◆ **The task**
Write out each line of the material again, word for word.

◆ **Items**
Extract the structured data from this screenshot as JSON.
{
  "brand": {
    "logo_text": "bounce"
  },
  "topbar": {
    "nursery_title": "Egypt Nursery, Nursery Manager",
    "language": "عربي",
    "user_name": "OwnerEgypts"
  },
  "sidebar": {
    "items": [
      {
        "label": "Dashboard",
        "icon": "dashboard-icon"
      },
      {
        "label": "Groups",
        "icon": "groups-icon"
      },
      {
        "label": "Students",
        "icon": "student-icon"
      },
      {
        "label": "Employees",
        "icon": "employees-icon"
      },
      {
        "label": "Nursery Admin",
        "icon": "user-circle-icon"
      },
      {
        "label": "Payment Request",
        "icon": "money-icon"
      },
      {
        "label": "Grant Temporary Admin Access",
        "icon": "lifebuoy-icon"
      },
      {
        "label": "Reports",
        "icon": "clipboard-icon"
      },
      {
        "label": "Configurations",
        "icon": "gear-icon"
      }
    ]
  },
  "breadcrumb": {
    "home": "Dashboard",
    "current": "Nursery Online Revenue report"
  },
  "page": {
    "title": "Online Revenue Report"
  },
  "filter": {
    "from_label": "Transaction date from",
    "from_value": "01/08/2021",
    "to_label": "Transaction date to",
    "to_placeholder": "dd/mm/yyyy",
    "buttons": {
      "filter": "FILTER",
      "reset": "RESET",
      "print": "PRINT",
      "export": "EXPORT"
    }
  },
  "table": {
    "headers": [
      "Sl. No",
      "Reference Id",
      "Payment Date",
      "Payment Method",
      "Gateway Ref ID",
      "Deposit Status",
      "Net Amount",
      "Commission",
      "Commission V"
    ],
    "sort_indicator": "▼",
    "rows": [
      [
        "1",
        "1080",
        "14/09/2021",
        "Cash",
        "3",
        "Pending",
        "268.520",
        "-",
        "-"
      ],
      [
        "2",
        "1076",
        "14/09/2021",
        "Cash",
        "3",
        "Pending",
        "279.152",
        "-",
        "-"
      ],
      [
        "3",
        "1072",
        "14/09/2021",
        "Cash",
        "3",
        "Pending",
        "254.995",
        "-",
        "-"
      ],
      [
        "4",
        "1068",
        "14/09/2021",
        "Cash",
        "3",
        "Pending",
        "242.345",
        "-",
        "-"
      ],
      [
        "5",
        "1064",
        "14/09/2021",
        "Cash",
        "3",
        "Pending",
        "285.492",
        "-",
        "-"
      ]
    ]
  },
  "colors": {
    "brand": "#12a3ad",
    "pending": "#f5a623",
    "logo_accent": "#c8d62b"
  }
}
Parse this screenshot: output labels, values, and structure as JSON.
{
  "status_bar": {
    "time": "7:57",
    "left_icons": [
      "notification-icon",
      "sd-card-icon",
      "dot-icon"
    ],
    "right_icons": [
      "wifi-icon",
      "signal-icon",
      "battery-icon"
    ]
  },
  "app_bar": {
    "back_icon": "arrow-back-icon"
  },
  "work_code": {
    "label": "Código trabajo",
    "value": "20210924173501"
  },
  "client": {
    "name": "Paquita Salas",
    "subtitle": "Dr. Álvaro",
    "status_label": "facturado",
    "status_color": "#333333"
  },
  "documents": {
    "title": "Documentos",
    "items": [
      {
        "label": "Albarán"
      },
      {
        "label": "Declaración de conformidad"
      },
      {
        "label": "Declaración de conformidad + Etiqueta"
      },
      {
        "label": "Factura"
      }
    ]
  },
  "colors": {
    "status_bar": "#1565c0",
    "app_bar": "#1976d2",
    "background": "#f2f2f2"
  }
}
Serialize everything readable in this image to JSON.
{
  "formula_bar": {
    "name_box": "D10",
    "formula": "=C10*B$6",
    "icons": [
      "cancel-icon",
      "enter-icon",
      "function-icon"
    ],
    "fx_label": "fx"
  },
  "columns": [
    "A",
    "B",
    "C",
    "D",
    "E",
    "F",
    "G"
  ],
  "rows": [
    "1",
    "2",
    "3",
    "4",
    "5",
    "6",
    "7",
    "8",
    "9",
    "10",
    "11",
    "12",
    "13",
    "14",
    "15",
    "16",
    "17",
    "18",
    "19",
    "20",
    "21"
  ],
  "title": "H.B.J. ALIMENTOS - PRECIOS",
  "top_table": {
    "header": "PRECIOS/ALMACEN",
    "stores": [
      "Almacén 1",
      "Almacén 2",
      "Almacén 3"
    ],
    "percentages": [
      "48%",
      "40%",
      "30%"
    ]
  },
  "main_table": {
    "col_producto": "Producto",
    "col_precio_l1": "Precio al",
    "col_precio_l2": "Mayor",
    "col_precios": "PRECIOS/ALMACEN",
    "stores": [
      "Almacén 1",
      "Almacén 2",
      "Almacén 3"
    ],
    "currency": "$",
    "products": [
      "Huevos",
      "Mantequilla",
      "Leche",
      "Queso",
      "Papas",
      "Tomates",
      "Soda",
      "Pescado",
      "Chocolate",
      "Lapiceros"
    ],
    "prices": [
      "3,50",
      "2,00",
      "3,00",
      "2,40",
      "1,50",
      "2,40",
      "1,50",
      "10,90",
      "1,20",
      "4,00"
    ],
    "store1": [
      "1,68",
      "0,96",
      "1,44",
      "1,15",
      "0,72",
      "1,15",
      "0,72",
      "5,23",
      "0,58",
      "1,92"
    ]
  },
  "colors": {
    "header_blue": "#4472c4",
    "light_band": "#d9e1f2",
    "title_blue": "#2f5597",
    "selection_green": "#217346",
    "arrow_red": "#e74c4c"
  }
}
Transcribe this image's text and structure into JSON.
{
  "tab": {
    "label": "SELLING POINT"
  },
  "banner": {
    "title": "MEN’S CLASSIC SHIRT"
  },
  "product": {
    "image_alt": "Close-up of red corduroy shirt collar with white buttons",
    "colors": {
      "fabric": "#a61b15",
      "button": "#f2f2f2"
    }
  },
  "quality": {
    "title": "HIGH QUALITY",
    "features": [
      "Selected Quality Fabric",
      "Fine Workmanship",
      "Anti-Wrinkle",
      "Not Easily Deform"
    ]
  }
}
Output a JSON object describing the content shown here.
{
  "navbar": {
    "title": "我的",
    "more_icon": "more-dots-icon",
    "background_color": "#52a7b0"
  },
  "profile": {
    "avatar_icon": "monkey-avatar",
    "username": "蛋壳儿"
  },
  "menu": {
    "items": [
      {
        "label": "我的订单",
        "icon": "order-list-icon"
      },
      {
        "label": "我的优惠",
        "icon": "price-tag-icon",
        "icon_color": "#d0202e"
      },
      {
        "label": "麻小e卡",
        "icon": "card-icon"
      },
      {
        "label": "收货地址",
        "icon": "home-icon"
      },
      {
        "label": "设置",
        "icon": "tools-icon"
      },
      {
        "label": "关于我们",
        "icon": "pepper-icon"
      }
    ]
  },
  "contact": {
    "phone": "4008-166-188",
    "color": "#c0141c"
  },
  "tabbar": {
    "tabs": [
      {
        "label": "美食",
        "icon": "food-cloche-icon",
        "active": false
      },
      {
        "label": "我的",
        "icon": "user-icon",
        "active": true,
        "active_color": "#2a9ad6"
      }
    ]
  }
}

◆ **Response to this task**
Extract the structured data from this screenshot as JSON.
{
  "brand": {
    "logo_text": "bounce"
  },
  "topbar": {
    "nursery_title": "Egypt Nursery, Nursery Manager",
    "language": "عربي",
    "user_name": "OwnerEgypts"
  },
  "sidebar": {
    "items": [
      {
        "label": "Dashboard",
        "icon": "dashboard-icon"
      },
      {
        "label": "Groups",
        "icon": "groups-icon"
      },
      {
        "label": "Students",
        "icon": "student-icon"
      },
      {
        "label": "Employees",
        "icon": "employees-icon"
      },
      {
        "label": "Nursery Admin",
        "icon": "user-circle-icon"
      },
      {
        "label": "Payment Request",
        "icon": "money-icon"
      },
      {
        "label": "Grant Temporary Admin Access",
        "icon": "lifebuoy-icon"
      },
      {
        "label": "Reports",
        "icon": "clipboard-icon"
      },
      {
        "label": "Configurations",
        "icon": "gear-icon"
      }
    ]
  },
  "breadcrumb": {
    "home": "Dashboard",
    "current": "Nursery Online Revenue report"
  },
  "page": {
    "title": "Online Revenue Report"
  },
  "filter": {
    "from_label": "Transaction date from",
    "from_value": "01/08/2021",
    "to_label": "Transaction date to",
    "to_placeholder": "dd/mm/yyyy",
    "buttons": {
      "filter": "FILTER",
      "reset": "RESET",
      "print": "PRINT",
      "export": "EXPORT"
    }
  },
  "table": {
    "headers": [
      "Sl. No",
      "Reference Id",
      "Payment Date",
      "Payment Method",
      "Gateway Ref ID",
      "Deposit Status",
      "Net Amount",
      "Commission",
      "Commission V"
    ],
    "sort_indicator": "▼",
    "rows": [
      [
        "1",
        "1080",
        "14/09/2021",
        "Cash",
        "3",
        "Pending",
        "268.520",
        "-",
        "-"
      ],
      [
        "2",
        "1076",
        "14/09/2021",
        "Cash",
        "3",
        "Pending",
        "279.152",
        "-",
        "-"
      ],
      [
        "3",
        "1072",
        "14/09/2021",
        "Cash",
        "3",
        "Pending",
        "254.995",
        "-",
        "-"
      ],
      [
        "4",
        "1068",
        "14/09/2021",
        "Cash",
        "3",
        "Pending",
        "242.345",
        "-",
        "-"
      ],
      [
        "5",
        "1064",
        "14/09/2021",
        "Cash",
        "3",
        "Pending",
        "285.492",
        "-",
        "-"
      ]
    ]
  },
  "colors": {
    "brand": "#12a3ad",
    "pending": "#f5a623",
    "logo_accent": "#c8d62b"
  }
}
Parse this screenshot: output labels, values, and structure as JSON.
{
  "status_bar": {
    "time": "7:57",
    "left_icons": [
      "notification-icon",
      "sd-card-icon",
      "dot-icon"
    ],
    "right_icons": [
      "wifi-icon",
      "signal-icon",
      "battery-icon"
    ]
  },
  "app_bar": {
    "back_icon": "arrow-back-icon"
  },
  "work_code": {
    "label": "Código trabajo",
    "value": "20210924173501"
  },
  "client": {
    "name": "Paquita Salas",
    "subtitle": "Dr. Álvaro",
    "status_label": "facturado",
    "status_color": "#333333"
  },
  "documents": {
    "title": "Documentos",
    "items": [
      {
        "label": "Albarán"
      },
      {
        "label": "Declaración de conformidad"
      },
      {
        "label": "Declaración de conformidad + Etiqueta"
      },
      {
        "label": "Factura"
      }
    ]
  },
  "colors": {
    "status_bar": "#1565c0",
    "app_bar": "#1976d2",
    "background": "#f2f2f2"
  }
}
Serialize everything readable in this image to JSON.
{
  "formula_bar": {
    "name_box": "D10",
    "formula": "=C10*B$6",
    "icons": [
      "cancel-icon",
      "enter-icon",
      "function-icon"
    ],
    "fx_label": "fx"
  },
  "columns": [
    "A",
    "B",
    "C",
    "D",
    "E",
    "F",
    "G"
  ],
  "rows": [
    "1",
    "2",
    "3",
    "4",
    "5",
    "6",
    "7",
    "8",
    "9",
    "10",
    "11",
    "12",
    "13",
    "14",
    "15",
    "16",
    "17",
    "18",
    "19",
    "20",
    "21"
  ],
  "title": "H.B.J. ALIMENTOS - PRECIOS",
  "top_table": {
    "header": "PRECIOS/ALMACEN",
    "stores": [
      "Almacén 1",
      "Almacén 2",
      "Almacén 3"
    ],
    "percentages": [
      "48%",
      "40%",
      "30%"
    ]
  },
  "main_table": {
    "col_producto": "Producto",
    "col_precio_l1": "Precio al",
    "col_precio_l2": "Mayor",
    "col_precios": "PRECIOS/ALMACEN",
    "stores": [
      "Almacén 1",
      "Almacén 2",
      "Almacén 3"
    ],
    "currency": "$",
    "products": [
      "Huevos",
      "Mantequilla",
      "Leche",
      "Queso",
      "Papas",
      "Tomates",
      "Soda",
      "Pescado",
      "Chocolate",
      "Lapiceros"
    ],
    "prices": [
      "3,50",
      "2,00",
      "3,00",
      "2,40",
      "1,50",
      "2,40",
      "1,50",
      "10,90",
      "1,20",
      "4,00"
    ],
    "store1": [
      "1,68",
      "0,96",
      "1,44",
      "1,15",
      "0,72",
      "1,15",
      "0,72",
      "5,23",
      "0,58",
      "1,92"
    ]
  },
  "colors": {
    "header_blue": "#4472c4",
    "light_band": "#d9e1f2",
    "title_blue": "#2f5597",
    "selection_green": "#217346",
    "arrow_red": "#e74c4c"
  }
}
Transcribe this image's text and structure into JSON.
{
  "tab": {
    "label": "SELLING POINT"
  },
  "banner": {
    "title": "MEN’S CLASSIC SHIRT"
  },
  "product": {
    "image_alt": "Close-up of red corduroy shirt collar with white buttons",
    "colors": {
      "fabric": "#a61b15",
      "button": "#f2f2f2"
    }
  },
  "quality": {
    "title": "HIGH QUALITY",
    "features": [
      "Selected Quality Fabric",
      "Fine Workmanship",
      "Anti-Wrinkle",
      "Not Easily Deform"
    ]
  }
}
Output a JSON object describing the content shown here.
{
  "navbar": {
    "title": "我的",
    "more_icon": "more-dots-icon",
    "background_color": "#52a7b0"
  },
  "profile": {
    "avatar_icon": "monkey-avatar",
    "username": "蛋壳儿"
  },
  "menu": {
    "items": [
      {
        "label": "我的订单",
        "icon": "order-list-icon"
      },
      {
        "label": "我的优惠",
        "icon": "price-tag-icon",
        "icon_color": "#d0202e"
      },
      {
        "label": "麻小e卡",
        "icon": "card-icon"
      },
      {
        "label": "收货地址",
        "icon": "home-icon"
      },
      {
        "label": "设置",
        "icon": "tools-icon"
      },
      {
        "label": "关于我们",
        "icon": "pepper-icon"
      }
    ]
  },
  "contact": {
    "phone": "4008-166-188",
    "color": "#c0141c"
  },
  "tabbar": {
    "tabs": [
      {
        "label": "美食",
        "icon": "food-cloche-icon",
        "active": false
      },
      {
        "label": "我的",
        "icon": "user-icon",
        "active": true,
        "active_color": "#2a9ad6"
      }
    ]
  }
}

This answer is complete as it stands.